The complete listing should be restated exactly.

(Dataset listings of figures)
________________________________________
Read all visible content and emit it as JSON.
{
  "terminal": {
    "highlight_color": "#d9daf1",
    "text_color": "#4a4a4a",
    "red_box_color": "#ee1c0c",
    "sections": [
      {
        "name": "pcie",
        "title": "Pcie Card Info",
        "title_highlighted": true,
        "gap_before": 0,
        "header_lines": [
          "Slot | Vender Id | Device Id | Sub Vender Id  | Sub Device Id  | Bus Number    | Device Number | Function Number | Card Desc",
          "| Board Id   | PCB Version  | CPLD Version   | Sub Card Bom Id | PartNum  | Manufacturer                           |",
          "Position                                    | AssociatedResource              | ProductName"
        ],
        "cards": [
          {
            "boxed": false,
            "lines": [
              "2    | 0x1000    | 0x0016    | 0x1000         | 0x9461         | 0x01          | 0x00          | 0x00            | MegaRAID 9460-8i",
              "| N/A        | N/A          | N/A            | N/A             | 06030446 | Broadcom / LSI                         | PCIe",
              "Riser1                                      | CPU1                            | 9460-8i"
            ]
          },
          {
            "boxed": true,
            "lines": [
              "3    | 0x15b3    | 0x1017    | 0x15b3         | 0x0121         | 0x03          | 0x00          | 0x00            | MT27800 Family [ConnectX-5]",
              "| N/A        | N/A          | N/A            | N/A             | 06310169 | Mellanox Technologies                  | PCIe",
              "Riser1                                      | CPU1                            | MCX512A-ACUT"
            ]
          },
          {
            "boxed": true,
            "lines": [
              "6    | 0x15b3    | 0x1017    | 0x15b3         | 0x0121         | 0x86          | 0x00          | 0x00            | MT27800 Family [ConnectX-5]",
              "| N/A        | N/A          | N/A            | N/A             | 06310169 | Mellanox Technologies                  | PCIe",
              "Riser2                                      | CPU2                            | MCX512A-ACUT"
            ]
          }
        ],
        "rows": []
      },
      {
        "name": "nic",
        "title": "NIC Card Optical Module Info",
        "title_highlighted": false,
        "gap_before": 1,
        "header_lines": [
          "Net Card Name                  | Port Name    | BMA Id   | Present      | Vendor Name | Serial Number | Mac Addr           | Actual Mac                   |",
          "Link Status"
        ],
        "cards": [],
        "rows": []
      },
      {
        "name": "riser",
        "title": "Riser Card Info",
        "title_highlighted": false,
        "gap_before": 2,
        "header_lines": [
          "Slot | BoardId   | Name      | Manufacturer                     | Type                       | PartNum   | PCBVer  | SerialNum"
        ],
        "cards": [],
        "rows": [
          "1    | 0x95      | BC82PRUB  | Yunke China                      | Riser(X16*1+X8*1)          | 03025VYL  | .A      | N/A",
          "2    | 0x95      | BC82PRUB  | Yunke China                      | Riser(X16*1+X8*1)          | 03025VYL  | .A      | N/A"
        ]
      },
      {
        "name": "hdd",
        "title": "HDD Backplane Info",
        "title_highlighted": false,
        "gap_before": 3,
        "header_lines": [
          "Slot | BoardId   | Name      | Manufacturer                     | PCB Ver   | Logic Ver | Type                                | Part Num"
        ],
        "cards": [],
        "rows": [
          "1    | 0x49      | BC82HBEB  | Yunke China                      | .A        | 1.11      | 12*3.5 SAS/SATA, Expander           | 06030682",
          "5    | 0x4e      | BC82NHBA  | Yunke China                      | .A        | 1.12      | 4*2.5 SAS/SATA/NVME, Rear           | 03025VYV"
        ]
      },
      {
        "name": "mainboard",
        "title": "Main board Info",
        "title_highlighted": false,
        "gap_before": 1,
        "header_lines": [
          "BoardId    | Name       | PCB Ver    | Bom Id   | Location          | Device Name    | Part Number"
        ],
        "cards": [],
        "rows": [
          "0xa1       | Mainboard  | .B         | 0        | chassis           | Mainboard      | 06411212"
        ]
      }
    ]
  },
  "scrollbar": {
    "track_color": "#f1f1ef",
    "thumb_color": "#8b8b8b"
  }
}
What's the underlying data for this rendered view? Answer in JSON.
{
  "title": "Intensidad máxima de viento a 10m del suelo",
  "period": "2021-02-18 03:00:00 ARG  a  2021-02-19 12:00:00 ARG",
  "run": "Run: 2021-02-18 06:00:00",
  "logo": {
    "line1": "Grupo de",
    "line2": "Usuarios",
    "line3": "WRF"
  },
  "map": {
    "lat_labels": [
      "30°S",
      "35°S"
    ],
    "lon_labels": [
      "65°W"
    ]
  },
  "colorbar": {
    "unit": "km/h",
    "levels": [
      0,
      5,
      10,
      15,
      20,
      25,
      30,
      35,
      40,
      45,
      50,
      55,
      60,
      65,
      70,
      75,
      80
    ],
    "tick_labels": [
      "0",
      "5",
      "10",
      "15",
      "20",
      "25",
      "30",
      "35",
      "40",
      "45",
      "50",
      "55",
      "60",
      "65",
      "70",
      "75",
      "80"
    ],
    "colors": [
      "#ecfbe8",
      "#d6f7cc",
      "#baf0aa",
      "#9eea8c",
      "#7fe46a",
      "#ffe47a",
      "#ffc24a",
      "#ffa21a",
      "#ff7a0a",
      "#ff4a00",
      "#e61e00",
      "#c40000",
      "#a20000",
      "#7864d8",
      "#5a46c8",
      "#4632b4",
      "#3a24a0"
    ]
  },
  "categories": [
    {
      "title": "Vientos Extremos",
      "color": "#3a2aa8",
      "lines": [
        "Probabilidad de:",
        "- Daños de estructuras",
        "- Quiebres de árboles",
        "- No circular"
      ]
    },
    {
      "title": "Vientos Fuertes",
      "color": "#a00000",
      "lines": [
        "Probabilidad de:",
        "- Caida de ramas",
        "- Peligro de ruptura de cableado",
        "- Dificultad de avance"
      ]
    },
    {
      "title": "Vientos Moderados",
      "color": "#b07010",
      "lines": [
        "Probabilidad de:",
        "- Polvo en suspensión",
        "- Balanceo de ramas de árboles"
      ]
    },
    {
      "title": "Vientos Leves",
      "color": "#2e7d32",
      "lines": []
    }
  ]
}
________________________________________
- _Exercise result_:
Read all visible content and emit it as JSON.
{
  "terminal": {
    "highlight_color": "#d9daf1",
    "text_color": "#4a4a4a",
    "red_box_color": "#ee1c0c",
    "sections": [
      {
        "name": "pcie",
        "title": "Pcie Card Info",
        "title_highlighted": true,
        "gap_before": 0,
        "header_lines": [
          "Slot | Vender Id | Device Id | Sub Vender Id  | Sub Device Id  | Bus Number    | Device Number | Function Number | Card Desc",
          "| Board Id   | PCB Version  | CPLD Version   | Sub Card Bom Id | PartNum  | Manufacturer                           |",
          "Position                                    | AssociatedResource              | ProductName"
        ],
        "cards": [
          {
            "boxed": false,
            "lines": [
              "2    | 0x1000    | 0x0016    | 0x1000         | 0x9461         | 0x01          | 0x00          | 0x00            | MegaRAID 9460-8i",
              "| N/A        | N/A          | N/A            | N/A             | 06030446 | Broadcom / LSI                         | PCIe",
              "Riser1                                      | CPU1                            | 9460-8i"
            ]
          },
          {
            "boxed": true,
            "lines": [
              "3    | 0x15b3    | 0x1017    | 0x15b3         | 0x0121         | 0x03          | 0x00          | 0x00            | MT27800 Family [ConnectX-5]",
              "| N/A        | N/A          | N/A            | N/A             | 06310169 | Mellanox Technologies                  | PCIe",
              "Riser1                                      | CPU1                            | MCX512A-ACUT"
            ]
          },
          {
            "boxed": true,
            "lines": [
              "6    | 0x15b3    | 0x1017    | 0x15b3         | 0x0121         | 0x86          | 0x00          | 0x00            | MT27800 Family [ConnectX-5]",
              "| N/A        | N/A          | N/A            | N/A             | 06310169 | Mellanox Technologies                  | PCIe",
              "Riser2                                      | CPU2                            | MCX512A-ACUT"
            ]
          }
        ],
        "rows": []
      },
      {
        "name": "nic",
        "title": "NIC Card Optical Module Info",
        "title_highlighted": false,
        "gap_before": 1,
        "header_lines": [
          "Net Card Name                  | Port Name    | BMA Id   | Present      | Vendor Name | Serial Number | Mac Addr           | Actual Mac                   |",
          "Link Status"
        ],
        "cards": [],
        "rows": []
      },
      {
        "name": "riser",
        "title": "Riser Card Info",
        "title_highlighted": false,
        "gap_before": 2,
        "header_lines": [
          "Slot | BoardId   | Name      | Manufacturer                     | Type                       | PartNum   | PCBVer  | SerialNum"
        ],
        "cards": [],
        "rows": [
          "1    | 0x95      | BC82PRUB  | Yunke China                      | Riser(X16*1+X8*1)          | 03025VYL  | .A      | N/A",
          "2    | 0x95      | BC82PRUB  | Yunke China                      | Riser(X16*1+X8*1)          | 03025VYL  | .A      | N/A"
        ]
      },
      {
        "name": "hdd",
        "title": "HDD Backplane Info",
        "title_highlighted": false,
        "gap_before": 3,
        "header_lines": [
          "Slot | BoardId   | Name      | Manufacturer                     | PCB Ver   | Logic Ver | Type                                | Part Num"
        ],
        "cards": [],
        "rows": [
          "1    | 0x49      | BC82HBEB  | Yunke China                      | .A        | 1.11      | 12*3.5 SAS/SATA, Expander           | 06030682",
          "5    | 0x4e      | BC82NHBA  | Yunke China                      | .A        | 1.12      | 4*2.5 SAS/SATA/NVME, Rear           | 03025VYV"
        ]
      },
      {
        "name": "mainboard",
        "title": "Main board Info",
        "title_highlighted": false,
        "gap_before": 1,
        "header_lines": [
          "BoardId    | Name       | PCB Ver    | Bom Id   | Location          | Device Name    | Part Number"
        ],
        "cards": [],
        "rows": [
          "0xa1       | Mainboard  | .B         | 0        | chassis           | Mainboard      | 06411212"
        ]
      }
    ]
  },
  "scrollbar": {
    "track_color": "#f1f1ef",
    "thumb_color": "#8b8b8b"
  }
}
What's the underlying data for this rendered view? Answer in JSON.
{
  "title": "Intensidad máxima de viento a 10m del suelo",
  "period": "2021-02-18 03:00:00 ARG  a  2021-02-19 12:00:00 ARG",
  "run": "Run: 2021-02-18 06:00:00",
  "logo": {
    "line1": "Grupo de",
    "line2": "Usuarios",
    "line3": "WRF"
  },
  "map": {
    "lat_labels": [
      "30°S",
      "35°S"
    ],
    "lon_labels": [
      "65°W"
    ]
  },
  "colorbar": {
    "unit": "km/h",
    "levels": [
      0,
      5,
      10,
      15,
      20,
      25,
      30,
      35,
      40,
      45,
      50,
      55,
      60,
      65,
      70,
      75,
      80
    ],
    "tick_labels": [
      "0",
      "5",
      "10",
      "15",
      "20",
      "25",
      "30",
      "35",
      "40",
      "45",
      "50",
      "55",
      "60",
      "65",
      "70",
      "75",
      "80"
    ],
    "colors": [
      "#ecfbe8",
      "#d6f7cc",
      "#baf0aa",
      "#9eea8c",
      "#7fe46a",
      "#ffe47a",
      "#ffc24a",
      "#ffa21a",
      "#ff7a0a",
      "#ff4a00",
      "#e61e00",
      "#c40000",
      "#a20000",
      "#7864d8",
      "#5a46c8",
      "#4632b4",
      "#3a24a0"
    ]
  },
  "categories": [
    {
      "title": "Vientos Extremos",
      "color": "#3a2aa8",
      "lines": [
        "Probabilidad de:",
        "- Daños de estructuras",
        "- Quiebres de árboles",
        "- No circular"
      ]
    },
    {
      "title": "Vientos Fuertes",
      "color": "#a00000",
      "lines": [
        "Probabilidad de:",
        "- Caida de ramas",
        "- Peligro de ruptura de cableado",
        "- Dificultad de avance"
      ]
    },
    {
      "title": "Vientos Moderados",
      "color": "#b07010",
      "lines": [
        "Probabilidad de:",
        "- Polvo en suspensión",
        "- Balanceo de ramas de árboles"
      ]
    },
    {
      "title": "Vientos Leves",
      "color": "#2e7d32",
      "lines": []
    }
  ]
}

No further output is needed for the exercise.